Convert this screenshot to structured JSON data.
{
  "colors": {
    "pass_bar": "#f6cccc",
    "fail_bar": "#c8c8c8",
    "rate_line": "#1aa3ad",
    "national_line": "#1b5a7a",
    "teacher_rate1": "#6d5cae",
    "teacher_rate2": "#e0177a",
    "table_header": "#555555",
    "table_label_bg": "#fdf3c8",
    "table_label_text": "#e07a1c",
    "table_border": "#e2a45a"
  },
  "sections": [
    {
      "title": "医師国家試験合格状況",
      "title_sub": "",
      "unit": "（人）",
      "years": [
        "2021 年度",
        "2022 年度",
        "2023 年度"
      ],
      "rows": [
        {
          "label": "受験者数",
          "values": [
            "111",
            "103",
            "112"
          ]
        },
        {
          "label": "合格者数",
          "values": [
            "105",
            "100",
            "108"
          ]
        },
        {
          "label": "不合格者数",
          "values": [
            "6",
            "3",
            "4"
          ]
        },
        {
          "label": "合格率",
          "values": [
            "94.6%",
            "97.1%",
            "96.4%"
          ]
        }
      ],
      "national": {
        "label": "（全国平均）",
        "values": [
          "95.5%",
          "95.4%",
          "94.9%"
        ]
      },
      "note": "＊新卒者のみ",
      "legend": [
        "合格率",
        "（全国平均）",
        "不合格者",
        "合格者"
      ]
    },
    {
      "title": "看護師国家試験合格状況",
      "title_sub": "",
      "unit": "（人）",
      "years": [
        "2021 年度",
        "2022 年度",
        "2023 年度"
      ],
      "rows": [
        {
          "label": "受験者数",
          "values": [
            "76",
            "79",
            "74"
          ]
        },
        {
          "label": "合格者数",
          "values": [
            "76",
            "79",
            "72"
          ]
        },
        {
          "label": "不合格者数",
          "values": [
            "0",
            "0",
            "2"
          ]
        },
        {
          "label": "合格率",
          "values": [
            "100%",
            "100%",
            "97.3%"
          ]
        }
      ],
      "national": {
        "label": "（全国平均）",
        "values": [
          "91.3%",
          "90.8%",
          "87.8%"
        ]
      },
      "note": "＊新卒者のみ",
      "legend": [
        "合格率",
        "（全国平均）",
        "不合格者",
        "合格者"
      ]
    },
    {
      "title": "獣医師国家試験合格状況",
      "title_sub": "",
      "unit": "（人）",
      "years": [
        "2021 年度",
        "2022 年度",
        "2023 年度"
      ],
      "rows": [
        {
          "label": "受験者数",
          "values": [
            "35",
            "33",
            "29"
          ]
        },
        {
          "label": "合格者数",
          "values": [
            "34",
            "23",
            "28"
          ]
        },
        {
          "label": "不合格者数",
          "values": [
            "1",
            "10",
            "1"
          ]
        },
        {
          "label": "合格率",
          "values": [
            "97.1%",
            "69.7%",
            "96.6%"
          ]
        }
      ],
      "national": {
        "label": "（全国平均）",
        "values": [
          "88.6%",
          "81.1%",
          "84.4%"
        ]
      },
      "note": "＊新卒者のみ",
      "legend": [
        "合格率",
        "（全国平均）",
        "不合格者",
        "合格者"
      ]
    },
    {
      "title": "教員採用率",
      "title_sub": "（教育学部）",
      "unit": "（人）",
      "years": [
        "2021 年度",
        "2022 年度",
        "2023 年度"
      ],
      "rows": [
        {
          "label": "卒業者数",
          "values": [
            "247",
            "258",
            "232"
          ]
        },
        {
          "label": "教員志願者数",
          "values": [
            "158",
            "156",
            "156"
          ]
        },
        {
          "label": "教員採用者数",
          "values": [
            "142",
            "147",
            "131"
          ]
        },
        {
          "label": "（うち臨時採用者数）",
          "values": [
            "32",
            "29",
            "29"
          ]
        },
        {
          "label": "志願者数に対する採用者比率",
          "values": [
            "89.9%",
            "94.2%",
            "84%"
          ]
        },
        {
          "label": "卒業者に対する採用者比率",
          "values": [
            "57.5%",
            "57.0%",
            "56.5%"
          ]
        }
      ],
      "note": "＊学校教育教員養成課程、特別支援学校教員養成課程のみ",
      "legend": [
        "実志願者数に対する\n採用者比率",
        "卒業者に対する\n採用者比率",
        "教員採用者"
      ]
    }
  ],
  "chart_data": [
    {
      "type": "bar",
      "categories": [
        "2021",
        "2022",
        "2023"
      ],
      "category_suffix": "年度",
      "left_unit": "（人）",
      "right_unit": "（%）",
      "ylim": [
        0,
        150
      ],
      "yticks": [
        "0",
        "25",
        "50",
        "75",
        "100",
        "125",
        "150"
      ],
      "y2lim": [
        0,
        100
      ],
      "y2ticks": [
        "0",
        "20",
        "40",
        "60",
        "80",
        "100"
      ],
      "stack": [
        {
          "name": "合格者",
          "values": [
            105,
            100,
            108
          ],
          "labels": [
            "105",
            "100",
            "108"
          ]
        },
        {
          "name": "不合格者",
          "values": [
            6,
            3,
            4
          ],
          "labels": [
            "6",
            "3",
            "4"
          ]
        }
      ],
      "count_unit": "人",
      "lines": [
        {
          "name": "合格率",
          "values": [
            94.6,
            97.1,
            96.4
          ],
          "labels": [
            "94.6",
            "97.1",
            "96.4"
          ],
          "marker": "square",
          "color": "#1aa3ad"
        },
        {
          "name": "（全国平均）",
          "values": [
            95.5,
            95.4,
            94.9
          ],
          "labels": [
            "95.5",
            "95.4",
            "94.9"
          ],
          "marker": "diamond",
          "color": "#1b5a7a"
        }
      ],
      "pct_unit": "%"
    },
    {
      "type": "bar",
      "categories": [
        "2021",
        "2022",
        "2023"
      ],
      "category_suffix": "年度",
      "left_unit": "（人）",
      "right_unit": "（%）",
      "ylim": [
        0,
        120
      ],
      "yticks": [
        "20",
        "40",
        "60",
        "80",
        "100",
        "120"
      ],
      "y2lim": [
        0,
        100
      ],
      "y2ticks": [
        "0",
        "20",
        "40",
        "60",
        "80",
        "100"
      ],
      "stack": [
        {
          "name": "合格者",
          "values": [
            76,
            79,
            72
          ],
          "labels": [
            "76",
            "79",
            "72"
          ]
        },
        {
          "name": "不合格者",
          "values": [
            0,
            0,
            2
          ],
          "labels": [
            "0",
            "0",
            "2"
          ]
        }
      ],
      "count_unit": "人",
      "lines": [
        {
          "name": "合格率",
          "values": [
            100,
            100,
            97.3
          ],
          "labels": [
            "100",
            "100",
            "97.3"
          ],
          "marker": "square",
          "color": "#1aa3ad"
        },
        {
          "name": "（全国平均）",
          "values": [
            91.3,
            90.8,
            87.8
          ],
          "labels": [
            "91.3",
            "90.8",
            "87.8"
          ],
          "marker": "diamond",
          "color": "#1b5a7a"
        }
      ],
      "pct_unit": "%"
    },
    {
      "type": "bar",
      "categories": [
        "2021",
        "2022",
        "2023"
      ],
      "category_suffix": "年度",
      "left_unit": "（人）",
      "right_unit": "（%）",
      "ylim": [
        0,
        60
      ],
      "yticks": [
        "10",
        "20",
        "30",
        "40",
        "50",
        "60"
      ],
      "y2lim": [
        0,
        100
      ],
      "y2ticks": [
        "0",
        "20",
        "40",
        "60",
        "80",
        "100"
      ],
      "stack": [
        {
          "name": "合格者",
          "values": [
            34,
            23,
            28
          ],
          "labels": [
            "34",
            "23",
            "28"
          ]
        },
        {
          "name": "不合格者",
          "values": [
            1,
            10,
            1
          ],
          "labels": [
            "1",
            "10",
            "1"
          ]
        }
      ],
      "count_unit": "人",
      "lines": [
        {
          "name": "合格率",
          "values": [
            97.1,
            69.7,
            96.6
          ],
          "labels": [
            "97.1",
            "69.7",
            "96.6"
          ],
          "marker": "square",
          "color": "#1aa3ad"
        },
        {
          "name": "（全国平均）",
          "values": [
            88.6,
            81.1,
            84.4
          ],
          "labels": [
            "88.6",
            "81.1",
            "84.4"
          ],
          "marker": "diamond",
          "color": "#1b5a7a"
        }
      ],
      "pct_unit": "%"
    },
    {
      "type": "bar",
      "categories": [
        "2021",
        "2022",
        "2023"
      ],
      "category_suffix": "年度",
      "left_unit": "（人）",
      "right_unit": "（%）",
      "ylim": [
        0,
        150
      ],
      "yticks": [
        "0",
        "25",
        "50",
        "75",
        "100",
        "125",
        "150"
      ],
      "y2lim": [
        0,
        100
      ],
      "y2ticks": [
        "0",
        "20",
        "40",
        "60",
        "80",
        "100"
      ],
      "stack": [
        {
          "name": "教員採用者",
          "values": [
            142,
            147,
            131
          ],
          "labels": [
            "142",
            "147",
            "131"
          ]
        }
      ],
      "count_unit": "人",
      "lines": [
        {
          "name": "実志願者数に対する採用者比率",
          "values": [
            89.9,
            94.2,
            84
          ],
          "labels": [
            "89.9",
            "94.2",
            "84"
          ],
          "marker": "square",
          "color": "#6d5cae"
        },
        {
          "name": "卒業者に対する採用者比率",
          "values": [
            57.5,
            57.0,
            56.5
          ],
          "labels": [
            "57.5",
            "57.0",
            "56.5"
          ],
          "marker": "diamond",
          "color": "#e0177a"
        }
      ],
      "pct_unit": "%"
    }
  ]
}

• Task details
Identify each line of the material where the word "卒業者に対する採用者比率" shows up, and copy it.

• Correct answer
          "label": "卒業者に対する採用者比率",
          "name": "卒業者に対する採用者比率",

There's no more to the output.